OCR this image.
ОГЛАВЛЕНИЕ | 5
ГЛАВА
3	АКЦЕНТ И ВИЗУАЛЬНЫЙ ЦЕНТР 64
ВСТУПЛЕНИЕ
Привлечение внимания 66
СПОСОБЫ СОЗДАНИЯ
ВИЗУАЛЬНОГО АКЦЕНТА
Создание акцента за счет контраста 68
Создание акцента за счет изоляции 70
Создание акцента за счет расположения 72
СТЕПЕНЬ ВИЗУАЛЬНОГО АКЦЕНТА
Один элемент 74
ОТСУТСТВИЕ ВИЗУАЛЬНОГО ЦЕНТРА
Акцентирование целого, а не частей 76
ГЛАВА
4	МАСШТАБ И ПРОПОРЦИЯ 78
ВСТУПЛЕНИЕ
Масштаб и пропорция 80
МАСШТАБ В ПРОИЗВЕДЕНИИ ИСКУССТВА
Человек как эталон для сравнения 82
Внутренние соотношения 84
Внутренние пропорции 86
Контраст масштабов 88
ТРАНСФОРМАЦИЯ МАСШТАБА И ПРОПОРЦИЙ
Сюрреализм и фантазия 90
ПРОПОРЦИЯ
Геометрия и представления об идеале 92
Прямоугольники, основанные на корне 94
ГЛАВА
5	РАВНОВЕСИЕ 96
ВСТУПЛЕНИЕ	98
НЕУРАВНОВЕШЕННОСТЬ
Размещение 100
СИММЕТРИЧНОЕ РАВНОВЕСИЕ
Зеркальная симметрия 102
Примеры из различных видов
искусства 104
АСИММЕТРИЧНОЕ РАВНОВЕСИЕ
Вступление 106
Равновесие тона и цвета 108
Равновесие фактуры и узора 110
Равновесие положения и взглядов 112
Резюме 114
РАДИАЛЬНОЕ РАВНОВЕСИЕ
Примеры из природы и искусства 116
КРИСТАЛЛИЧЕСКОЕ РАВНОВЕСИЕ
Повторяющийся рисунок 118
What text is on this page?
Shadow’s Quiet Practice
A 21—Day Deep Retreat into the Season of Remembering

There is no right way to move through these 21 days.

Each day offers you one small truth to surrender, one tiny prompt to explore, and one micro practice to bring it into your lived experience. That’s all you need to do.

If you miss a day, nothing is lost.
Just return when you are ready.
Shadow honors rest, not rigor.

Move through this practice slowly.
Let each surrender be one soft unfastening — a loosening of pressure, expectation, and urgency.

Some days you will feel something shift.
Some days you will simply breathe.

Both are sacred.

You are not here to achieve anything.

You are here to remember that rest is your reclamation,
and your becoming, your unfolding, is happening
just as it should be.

(Exercise objective): Return the lines of the records that include the string "Внутренние".

(Expected answer):
Внутренние соотношения 84
Внутренние пропорции 86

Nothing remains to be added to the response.